- [Exercise requirements]
Look through the lines below and extract any with the word "трудоспособном".

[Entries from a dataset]

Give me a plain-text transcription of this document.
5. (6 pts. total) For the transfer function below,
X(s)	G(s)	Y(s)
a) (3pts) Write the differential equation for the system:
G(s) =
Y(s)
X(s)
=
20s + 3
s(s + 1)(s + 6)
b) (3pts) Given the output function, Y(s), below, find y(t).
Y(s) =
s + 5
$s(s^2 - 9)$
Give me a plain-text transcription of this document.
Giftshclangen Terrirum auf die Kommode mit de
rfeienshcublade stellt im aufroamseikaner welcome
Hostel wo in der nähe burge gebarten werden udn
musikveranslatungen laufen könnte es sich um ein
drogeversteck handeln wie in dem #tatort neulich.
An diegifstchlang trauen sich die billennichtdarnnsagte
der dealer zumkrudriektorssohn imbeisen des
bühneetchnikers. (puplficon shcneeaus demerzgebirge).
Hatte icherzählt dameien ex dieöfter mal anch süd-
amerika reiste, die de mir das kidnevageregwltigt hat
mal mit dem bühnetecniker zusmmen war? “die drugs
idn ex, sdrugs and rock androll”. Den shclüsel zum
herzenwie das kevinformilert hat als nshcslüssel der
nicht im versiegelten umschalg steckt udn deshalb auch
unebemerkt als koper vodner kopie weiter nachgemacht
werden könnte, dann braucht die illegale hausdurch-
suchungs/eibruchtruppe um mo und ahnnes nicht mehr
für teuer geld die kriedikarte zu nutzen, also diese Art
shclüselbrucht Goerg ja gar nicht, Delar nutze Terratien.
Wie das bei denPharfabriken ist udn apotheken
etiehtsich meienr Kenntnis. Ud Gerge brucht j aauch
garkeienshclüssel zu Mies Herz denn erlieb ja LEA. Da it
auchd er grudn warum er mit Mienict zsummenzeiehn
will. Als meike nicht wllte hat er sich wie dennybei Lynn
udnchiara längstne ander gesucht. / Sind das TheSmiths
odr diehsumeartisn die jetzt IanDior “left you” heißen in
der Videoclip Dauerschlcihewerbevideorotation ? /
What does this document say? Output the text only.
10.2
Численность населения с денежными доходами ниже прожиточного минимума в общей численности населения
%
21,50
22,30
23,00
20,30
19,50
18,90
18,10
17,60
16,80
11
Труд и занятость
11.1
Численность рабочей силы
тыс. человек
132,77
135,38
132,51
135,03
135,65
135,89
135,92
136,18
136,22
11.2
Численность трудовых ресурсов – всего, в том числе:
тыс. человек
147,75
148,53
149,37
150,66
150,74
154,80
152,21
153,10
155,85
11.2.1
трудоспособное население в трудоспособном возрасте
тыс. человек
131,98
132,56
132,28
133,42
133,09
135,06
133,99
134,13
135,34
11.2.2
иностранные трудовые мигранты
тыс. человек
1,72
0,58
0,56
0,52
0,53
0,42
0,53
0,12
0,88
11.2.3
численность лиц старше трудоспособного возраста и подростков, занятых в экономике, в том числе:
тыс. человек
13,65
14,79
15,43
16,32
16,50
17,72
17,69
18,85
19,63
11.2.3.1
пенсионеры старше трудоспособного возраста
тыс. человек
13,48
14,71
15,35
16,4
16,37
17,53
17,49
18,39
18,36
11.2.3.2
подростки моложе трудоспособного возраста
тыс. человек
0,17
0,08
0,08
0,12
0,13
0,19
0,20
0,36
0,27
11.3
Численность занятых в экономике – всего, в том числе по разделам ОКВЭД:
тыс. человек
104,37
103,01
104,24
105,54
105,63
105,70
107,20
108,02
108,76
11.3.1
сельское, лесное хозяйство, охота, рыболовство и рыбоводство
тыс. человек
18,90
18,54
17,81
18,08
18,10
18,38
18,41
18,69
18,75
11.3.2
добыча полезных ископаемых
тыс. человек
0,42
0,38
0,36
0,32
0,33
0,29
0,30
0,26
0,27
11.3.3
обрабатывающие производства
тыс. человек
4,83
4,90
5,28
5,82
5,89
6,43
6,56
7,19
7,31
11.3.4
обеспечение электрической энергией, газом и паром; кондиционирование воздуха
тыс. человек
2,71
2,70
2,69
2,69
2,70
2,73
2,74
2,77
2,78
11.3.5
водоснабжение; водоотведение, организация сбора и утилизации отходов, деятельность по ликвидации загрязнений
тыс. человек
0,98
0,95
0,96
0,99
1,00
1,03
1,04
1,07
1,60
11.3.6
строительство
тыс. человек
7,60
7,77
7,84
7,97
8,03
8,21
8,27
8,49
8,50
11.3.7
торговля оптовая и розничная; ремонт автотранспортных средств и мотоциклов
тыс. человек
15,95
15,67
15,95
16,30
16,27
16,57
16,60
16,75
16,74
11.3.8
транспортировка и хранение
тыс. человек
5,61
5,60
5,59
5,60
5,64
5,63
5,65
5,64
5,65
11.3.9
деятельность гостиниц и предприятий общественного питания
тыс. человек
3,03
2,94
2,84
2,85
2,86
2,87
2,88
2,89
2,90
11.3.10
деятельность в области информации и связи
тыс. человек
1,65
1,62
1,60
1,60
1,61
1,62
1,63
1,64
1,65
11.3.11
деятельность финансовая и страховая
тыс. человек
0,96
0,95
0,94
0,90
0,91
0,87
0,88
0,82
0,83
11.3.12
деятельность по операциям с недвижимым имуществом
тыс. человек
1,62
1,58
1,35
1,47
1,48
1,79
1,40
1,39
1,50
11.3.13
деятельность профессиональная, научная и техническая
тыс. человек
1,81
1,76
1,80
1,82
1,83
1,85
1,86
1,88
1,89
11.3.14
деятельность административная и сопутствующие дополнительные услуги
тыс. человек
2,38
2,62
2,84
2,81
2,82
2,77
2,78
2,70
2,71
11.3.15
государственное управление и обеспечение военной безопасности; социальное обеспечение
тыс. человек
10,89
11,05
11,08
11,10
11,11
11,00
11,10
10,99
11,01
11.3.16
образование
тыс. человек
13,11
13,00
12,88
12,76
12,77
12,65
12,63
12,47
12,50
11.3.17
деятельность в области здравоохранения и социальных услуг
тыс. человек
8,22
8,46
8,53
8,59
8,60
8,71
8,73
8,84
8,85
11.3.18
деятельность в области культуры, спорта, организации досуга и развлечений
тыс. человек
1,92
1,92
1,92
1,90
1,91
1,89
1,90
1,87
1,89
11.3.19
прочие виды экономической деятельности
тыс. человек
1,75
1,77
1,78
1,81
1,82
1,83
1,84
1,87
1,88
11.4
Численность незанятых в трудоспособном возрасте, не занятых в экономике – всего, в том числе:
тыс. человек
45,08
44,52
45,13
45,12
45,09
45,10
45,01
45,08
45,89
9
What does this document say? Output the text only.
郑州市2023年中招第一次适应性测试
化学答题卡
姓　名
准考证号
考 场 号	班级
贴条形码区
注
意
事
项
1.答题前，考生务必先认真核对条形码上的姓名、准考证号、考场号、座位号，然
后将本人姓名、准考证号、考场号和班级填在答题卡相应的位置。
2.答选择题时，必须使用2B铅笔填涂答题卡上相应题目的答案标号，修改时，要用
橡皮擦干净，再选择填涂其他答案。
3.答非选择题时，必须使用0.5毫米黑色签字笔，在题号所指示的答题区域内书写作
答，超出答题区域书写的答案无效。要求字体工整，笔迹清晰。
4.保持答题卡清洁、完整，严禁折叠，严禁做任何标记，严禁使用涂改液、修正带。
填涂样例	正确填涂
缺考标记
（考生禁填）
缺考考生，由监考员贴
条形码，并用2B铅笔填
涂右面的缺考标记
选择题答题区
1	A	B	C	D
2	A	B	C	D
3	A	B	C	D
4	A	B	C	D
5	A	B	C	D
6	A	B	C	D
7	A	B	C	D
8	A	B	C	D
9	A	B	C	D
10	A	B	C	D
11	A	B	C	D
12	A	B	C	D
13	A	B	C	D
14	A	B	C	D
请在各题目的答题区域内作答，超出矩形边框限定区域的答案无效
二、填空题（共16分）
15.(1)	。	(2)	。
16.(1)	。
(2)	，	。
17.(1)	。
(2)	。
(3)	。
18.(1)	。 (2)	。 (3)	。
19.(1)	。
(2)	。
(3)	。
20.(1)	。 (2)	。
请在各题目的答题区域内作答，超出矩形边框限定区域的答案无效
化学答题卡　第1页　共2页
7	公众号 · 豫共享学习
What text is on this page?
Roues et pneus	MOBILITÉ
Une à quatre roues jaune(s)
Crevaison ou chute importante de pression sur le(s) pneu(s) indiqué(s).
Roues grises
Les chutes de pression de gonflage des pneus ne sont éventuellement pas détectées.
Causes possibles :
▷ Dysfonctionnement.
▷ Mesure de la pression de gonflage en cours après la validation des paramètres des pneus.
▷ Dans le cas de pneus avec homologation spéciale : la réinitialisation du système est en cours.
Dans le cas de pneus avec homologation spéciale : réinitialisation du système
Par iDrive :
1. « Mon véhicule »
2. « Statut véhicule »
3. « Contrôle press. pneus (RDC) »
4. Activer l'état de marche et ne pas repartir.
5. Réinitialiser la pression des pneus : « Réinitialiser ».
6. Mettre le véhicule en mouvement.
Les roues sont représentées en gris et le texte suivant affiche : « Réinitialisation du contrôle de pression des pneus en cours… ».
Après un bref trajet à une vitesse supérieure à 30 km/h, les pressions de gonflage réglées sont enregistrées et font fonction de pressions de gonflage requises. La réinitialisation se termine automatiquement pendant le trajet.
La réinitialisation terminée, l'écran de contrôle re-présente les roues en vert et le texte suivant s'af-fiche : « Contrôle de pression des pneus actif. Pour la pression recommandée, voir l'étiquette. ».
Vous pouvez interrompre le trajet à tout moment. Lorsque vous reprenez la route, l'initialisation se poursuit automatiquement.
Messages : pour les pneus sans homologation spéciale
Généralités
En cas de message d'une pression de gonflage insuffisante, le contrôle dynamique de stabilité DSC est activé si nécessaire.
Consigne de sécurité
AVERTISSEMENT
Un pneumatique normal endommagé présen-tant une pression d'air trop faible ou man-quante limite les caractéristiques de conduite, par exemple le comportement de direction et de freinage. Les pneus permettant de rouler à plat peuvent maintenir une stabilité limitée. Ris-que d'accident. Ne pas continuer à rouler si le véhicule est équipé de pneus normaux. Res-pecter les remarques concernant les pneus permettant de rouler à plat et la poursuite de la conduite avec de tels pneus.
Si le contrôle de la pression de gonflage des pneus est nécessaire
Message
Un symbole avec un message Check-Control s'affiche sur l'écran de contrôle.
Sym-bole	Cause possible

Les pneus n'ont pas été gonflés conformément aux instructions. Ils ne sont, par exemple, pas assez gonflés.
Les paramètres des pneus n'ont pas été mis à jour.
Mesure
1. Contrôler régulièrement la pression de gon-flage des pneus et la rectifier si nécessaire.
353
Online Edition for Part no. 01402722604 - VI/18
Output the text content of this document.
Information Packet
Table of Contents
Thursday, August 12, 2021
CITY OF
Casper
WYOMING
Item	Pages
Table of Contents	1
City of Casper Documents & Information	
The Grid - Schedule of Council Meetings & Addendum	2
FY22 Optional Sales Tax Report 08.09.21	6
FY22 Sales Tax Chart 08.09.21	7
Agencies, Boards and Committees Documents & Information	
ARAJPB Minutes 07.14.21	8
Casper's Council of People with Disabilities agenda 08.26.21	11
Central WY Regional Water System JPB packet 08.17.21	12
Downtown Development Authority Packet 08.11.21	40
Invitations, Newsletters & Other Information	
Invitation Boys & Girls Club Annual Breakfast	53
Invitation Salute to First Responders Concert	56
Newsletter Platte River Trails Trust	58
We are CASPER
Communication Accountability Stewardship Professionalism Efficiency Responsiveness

- [Solution for this task]
трудоспособное население в трудоспособном возрасте
Численность незанятых в трудоспособном возрасте, не занятых в экономике – всего, в том числе:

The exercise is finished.